### YOUR INSTRUCTIONS
Return the listing word for word, as given.

(Data entries)
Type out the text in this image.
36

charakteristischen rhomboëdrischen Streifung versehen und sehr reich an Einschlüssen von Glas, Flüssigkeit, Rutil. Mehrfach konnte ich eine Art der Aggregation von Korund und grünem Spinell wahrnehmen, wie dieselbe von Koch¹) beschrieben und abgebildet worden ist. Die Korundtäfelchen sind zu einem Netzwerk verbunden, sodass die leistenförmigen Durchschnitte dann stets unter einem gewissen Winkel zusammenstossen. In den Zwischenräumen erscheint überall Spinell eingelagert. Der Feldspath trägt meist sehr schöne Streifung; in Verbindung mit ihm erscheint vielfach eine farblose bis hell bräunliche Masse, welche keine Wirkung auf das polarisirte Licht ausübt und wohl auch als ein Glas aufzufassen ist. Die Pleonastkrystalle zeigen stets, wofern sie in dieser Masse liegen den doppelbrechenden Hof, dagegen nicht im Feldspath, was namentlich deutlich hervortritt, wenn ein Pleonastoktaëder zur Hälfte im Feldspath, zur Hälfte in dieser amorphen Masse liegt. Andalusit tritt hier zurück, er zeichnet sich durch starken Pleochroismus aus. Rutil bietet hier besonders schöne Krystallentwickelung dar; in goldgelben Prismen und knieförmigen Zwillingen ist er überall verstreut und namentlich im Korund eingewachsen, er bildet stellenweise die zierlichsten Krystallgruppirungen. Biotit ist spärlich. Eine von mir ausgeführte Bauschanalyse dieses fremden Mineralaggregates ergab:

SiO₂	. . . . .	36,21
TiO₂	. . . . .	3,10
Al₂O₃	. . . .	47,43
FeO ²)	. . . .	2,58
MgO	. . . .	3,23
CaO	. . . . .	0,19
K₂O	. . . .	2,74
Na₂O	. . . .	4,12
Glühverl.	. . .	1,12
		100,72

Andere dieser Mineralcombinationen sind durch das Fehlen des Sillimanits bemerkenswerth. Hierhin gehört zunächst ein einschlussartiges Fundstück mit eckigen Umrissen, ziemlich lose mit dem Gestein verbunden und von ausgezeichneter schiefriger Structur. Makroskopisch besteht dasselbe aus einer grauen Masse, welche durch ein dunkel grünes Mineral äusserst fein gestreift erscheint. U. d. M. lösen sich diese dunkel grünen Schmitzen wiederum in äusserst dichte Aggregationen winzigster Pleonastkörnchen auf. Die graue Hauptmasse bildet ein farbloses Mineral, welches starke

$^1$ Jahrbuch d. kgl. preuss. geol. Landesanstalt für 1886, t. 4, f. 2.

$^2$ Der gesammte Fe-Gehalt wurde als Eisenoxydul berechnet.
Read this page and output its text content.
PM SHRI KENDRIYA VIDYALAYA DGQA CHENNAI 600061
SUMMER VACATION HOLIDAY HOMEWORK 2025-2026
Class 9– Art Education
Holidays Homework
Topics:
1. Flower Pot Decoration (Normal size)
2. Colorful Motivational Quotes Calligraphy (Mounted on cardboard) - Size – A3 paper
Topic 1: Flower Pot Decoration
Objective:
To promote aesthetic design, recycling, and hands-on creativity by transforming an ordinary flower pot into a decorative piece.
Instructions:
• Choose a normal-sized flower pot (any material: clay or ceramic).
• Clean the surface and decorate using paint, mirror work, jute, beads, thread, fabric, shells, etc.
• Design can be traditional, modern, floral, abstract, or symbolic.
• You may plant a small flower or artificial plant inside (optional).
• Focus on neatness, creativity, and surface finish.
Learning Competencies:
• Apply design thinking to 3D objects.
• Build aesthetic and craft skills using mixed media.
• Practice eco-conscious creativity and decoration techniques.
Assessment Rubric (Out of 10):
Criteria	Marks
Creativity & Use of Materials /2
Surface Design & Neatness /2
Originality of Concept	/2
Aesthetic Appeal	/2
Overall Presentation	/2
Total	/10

### IN RESPONSE
Type out the text in this image.
36

charakteristischen rhomboëdrischen Streifung versehen und sehr reich an Einschlüssen von Glas, Flüssigkeit, Rutil. Mehrfach konnte ich eine Art der Aggregation von Korund und grünem Spinell wahrnehmen, wie dieselbe von Koch¹) beschrieben und abgebildet worden ist. Die Korundtäfelchen sind zu einem Netzwerk verbunden, sodass die leistenförmigen Durchschnitte dann stets unter einem gewissen Winkel zusammenstossen. In den Zwischenräumen erscheint überall Spinell eingelagert. Der Feldspath trägt meist sehr schöne Streifung; in Verbindung mit ihm erscheint vielfach eine farblose bis hell bräunliche Masse, welche keine Wirkung auf das polarisirte Licht ausübt und wohl auch als ein Glas aufzufassen ist. Die Pleonastkrystalle zeigen stets, wofern sie in dieser Masse liegen den doppelbrechenden Hof, dagegen nicht im Feldspath, was namentlich deutlich hervortritt, wenn ein Pleonastoktaëder zur Hälfte im Feldspath, zur Hälfte in dieser amorphen Masse liegt. Andalusit tritt hier zurück, er zeichnet sich durch starken Pleochroismus aus. Rutil bietet hier besonders schöne Krystallentwickelung dar; in goldgelben Prismen und knieförmigen Zwillingen ist er überall verstreut und namentlich im Korund eingewachsen, er bildet stellenweise die zierlichsten Krystallgruppirungen. Biotit ist spärlich. Eine von mir ausgeführte Bauschanalyse dieses fremden Mineralaggregates ergab:

SiO₂	. . . . .	36,21
TiO₂	. . . . .	3,10
Al₂O₃	. . . .	47,43
FeO ²)	. . . .	2,58
MgO	. . . .	3,23
CaO	. . . . .	0,19
K₂O	. . . .	2,74
Na₂O	. . . .	4,12
Glühverl.	. . .	1,12
		100,72

Andere dieser Mineralcombinationen sind durch das Fehlen des Sillimanits bemerkenswerth. Hierhin gehört zunächst ein einschlussartiges Fundstück mit eckigen Umrissen, ziemlich lose mit dem Gestein verbunden und von ausgezeichneter schiefriger Structur. Makroskopisch besteht dasselbe aus einer grauen Masse, welche durch ein dunkel grünes Mineral äusserst fein gestreift erscheint. U. d. M. lösen sich diese dunkel grünen Schmitzen wiederum in äusserst dichte Aggregationen winzigster Pleonastkörnchen auf. Die graue Hauptmasse bildet ein farbloses Mineral, welches starke

$^1$ Jahrbuch d. kgl. preuss. geol. Landesanstalt für 1886, t. 4, f. 2.

$^2$ Der gesammte Fe-Gehalt wurde als Eisenoxydul berechnet.
Read this page and output its text content.
PM SHRI KENDRIYA VIDYALAYA DGQA CHENNAI 600061
SUMMER VACATION HOLIDAY HOMEWORK 2025-2026
Class 9– Art Education
Holidays Homework
Topics:
1. Flower Pot Decoration (Normal size)
2. Colorful Motivational Quotes Calligraphy (Mounted on cardboard) - Size – A3 paper
Topic 1: Flower Pot Decoration
Objective:
To promote aesthetic design, recycling, and hands-on creativity by transforming an ordinary flower pot into a decorative piece.
Instructions:
• Choose a normal-sized flower pot (any material: clay or ceramic).
• Clean the surface and decorate using paint, mirror work, jute, beads, thread, fabric, shells, etc.
• Design can be traditional, modern, floral, abstract, or symbolic.
• You may plant a small flower or artificial plant inside (optional).
• Focus on neatness, creativity, and surface finish.
Learning Competencies:
• Apply design thinking to 3D objects.
• Build aesthetic and craft skills using mixed media.
• Practice eco-conscious creativity and decoration techniques.
Assessment Rubric (Out of 10):
Criteria	Marks
Creativity & Use of Materials /2
Surface Design & Neatness /2
Originality of Concept	/2
Aesthetic Appeal	/2
Overall Presentation	/2
Total	/10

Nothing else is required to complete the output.